■ Task description ■
Please copy all the lines that follow, word for word.

■ Dataset rows ■
+-------+
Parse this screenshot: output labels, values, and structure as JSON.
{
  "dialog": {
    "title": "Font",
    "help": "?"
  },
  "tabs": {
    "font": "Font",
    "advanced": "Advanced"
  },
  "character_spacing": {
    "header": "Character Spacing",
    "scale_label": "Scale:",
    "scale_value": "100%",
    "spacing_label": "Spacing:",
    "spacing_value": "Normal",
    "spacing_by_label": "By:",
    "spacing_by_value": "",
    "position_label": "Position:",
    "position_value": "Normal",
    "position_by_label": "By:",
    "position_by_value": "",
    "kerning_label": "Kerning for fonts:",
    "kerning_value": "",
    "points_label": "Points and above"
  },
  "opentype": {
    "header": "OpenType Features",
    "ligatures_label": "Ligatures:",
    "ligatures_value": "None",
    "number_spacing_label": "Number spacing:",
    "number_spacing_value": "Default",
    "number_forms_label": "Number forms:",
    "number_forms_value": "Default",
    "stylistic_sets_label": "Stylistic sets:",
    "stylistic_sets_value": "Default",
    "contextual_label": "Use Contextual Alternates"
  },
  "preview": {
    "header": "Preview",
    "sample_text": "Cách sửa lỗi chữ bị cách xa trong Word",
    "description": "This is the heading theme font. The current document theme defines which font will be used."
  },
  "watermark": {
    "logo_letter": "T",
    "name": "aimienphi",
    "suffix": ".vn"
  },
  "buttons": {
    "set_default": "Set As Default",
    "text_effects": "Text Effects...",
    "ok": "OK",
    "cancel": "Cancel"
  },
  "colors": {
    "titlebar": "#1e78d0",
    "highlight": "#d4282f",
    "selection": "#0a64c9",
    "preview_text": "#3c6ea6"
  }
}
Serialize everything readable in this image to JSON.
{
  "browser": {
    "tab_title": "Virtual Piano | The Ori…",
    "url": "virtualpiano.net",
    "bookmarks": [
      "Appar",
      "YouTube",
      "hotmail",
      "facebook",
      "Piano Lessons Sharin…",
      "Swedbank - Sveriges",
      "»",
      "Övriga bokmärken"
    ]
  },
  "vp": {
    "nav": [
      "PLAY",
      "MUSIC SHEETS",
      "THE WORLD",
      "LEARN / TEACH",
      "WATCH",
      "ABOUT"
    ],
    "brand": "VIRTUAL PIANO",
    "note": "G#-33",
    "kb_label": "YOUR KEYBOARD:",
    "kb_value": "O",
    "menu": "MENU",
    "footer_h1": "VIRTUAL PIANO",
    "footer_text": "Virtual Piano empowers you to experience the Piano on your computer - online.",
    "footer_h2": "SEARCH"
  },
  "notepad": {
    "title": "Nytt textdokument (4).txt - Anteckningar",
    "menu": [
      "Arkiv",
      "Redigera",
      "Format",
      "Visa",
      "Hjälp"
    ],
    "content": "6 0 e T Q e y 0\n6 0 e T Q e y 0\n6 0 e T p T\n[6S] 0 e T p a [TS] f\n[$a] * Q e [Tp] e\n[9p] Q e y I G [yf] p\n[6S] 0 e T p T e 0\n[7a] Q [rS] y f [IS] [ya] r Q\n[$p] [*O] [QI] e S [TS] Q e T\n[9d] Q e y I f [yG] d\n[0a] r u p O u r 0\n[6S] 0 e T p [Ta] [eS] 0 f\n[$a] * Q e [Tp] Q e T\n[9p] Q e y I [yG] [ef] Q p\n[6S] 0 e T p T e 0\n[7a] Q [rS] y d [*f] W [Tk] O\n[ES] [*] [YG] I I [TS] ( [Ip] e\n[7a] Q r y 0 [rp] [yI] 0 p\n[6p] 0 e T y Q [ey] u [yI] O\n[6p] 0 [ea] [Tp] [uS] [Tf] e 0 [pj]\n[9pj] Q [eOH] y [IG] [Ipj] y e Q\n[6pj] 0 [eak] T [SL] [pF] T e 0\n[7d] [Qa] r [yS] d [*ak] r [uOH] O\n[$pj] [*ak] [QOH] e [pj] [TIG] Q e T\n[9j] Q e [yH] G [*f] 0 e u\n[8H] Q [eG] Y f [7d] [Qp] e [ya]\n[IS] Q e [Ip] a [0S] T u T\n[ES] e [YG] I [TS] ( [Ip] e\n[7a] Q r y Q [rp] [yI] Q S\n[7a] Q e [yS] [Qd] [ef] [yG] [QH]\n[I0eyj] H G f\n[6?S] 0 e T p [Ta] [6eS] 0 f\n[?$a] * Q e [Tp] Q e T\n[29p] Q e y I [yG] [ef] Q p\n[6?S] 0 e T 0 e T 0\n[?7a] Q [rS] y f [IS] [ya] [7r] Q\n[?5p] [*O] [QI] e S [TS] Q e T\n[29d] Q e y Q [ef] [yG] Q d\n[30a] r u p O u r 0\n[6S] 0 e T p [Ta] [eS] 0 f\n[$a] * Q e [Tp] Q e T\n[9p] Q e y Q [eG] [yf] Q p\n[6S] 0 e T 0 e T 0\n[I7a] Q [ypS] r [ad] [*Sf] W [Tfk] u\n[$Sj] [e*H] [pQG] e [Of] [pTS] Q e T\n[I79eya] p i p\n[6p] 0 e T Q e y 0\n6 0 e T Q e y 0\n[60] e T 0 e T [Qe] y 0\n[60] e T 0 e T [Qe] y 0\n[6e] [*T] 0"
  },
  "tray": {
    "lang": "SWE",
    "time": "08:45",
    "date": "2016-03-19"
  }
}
+-------+
■ Task output ■
Parse this screenshot: output labels, values, and structure as JSON.
{
  "dialog": {
    "title": "Font",
    "help": "?"
  },
  "tabs": {
    "font": "Font",
    "advanced": "Advanced"
  },
  "character_spacing": {
    "header": "Character Spacing",
    "scale_label": "Scale:",
    "scale_value": "100%",
    "spacing_label": "Spacing:",
    "spacing_value": "Normal",
    "spacing_by_label": "By:",
    "spacing_by_value": "",
    "position_label": "Position:",
    "position_value": "Normal",
    "position_by_label": "By:",
    "position_by_value": "",
    "kerning_label": "Kerning for fonts:",
    "kerning_value": "",
    "points_label": "Points and above"
  },
  "opentype": {
    "header": "OpenType Features",
    "ligatures_label": "Ligatures:",
    "ligatures_value": "None",
    "number_spacing_label": "Number spacing:",
    "number_spacing_value": "Default",
    "number_forms_label": "Number forms:",
    "number_forms_value": "Default",
    "stylistic_sets_label": "Stylistic sets:",
    "stylistic_sets_value": "Default",
    "contextual_label": "Use Contextual Alternates"
  },
  "preview": {
    "header": "Preview",
    "sample_text": "Cách sửa lỗi chữ bị cách xa trong Word",
    "description": "This is the heading theme font. The current document theme defines which font will be used."
  },
  "watermark": {
    "logo_letter": "T",
    "name": "aimienphi",
    "suffix": ".vn"
  },
  "buttons": {
    "set_default": "Set As Default",
    "text_effects": "Text Effects...",
    "ok": "OK",
    "cancel": "Cancel"
  },
  "colors": {
    "titlebar": "#1e78d0",
    "highlight": "#d4282f",
    "selection": "#0a64c9",
    "preview_text": "#3c6ea6"
  }
}
Serialize everything readable in this image to JSON.
{
  "browser": {
    "tab_title": "Virtual Piano | The Ori…",
    "url": "virtualpiano.net",
    "bookmarks": [
      "Appar",
      "YouTube",
      "hotmail",
      "facebook",
      "Piano Lessons Sharin…",
      "Swedbank - Sveriges",
      "»",
      "Övriga bokmärken"
    ]
  },
  "vp": {
    "nav": [
      "PLAY",
      "MUSIC SHEETS",
      "THE WORLD",
      "LEARN / TEACH",
      "WATCH",
      "ABOUT"
    ],
    "brand": "VIRTUAL PIANO",
    "note": "G#-33",
    "kb_label": "YOUR KEYBOARD:",
    "kb_value": "O",
    "menu": "MENU",
    "footer_h1": "VIRTUAL PIANO",
    "footer_text": "Virtual Piano empowers you to experience the Piano on your computer - online.",
    "footer_h2": "SEARCH"
  },
  "notepad": {
    "title": "Nytt textdokument (4).txt - Anteckningar",
    "menu": [
      "Arkiv",
      "Redigera",
      "Format",
      "Visa",
      "Hjälp"
    ],
    "content": "6 0 e T Q e y 0\n6 0 e T Q e y 0\n6 0 e T p T\n[6S] 0 e T p a [TS] f\n[$a] * Q e [Tp] e\n[9p] Q e y I G [yf] p\n[6S] 0 e T p T e 0\n[7a] Q [rS] y f [IS] [ya] r Q\n[$p] [*O] [QI] e S [TS] Q e T\n[9d] Q e y I f [yG] d\n[0a] r u p O u r 0\n[6S] 0 e T p [Ta] [eS] 0 f\n[$a] * Q e [Tp] Q e T\n[9p] Q e y I [yG] [ef] Q p\n[6S] 0 e T p T e 0\n[7a] Q [rS] y d [*f] W [Tk] O\n[ES] [*] [YG] I I [TS] ( [Ip] e\n[7a] Q r y 0 [rp] [yI] 0 p\n[6p] 0 e T y Q [ey] u [yI] O\n[6p] 0 [ea] [Tp] [uS] [Tf] e 0 [pj]\n[9pj] Q [eOH] y [IG] [Ipj] y e Q\n[6pj] 0 [eak] T [SL] [pF] T e 0\n[7d] [Qa] r [yS] d [*ak] r [uOH] O\n[$pj] [*ak] [QOH] e [pj] [TIG] Q e T\n[9j] Q e [yH] G [*f] 0 e u\n[8H] Q [eG] Y f [7d] [Qp] e [ya]\n[IS] Q e [Ip] a [0S] T u T\n[ES] e [YG] I [TS] ( [Ip] e\n[7a] Q r y Q [rp] [yI] Q S\n[7a] Q e [yS] [Qd] [ef] [yG] [QH]\n[I0eyj] H G f\n[6?S] 0 e T p [Ta] [6eS] 0 f\n[?$a] * Q e [Tp] Q e T\n[29p] Q e y I [yG] [ef] Q p\n[6?S] 0 e T 0 e T 0\n[?7a] Q [rS] y f [IS] [ya] [7r] Q\n[?5p] [*O] [QI] e S [TS] Q e T\n[29d] Q e y Q [ef] [yG] Q d\n[30a] r u p O u r 0\n[6S] 0 e T p [Ta] [eS] 0 f\n[$a] * Q e [Tp] Q e T\n[9p] Q e y Q [eG] [yf] Q p\n[6S] 0 e T 0 e T 0\n[I7a] Q [ypS] r [ad] [*Sf] W [Tfk] u\n[$Sj] [e*H] [pQG] e [Of] [pTS] Q e T\n[I79eya] p i p\n[6p] 0 e T Q e y 0\n6 0 e T Q e y 0\n[60] e T 0 e T [Qe] y 0\n[60] e T 0 e T [Qe] y 0\n[6e] [*T] 0"
  },
  "tray": {
    "lang": "SWE",
    "time": "08:45",
    "date": "2016-03-19"
  }
}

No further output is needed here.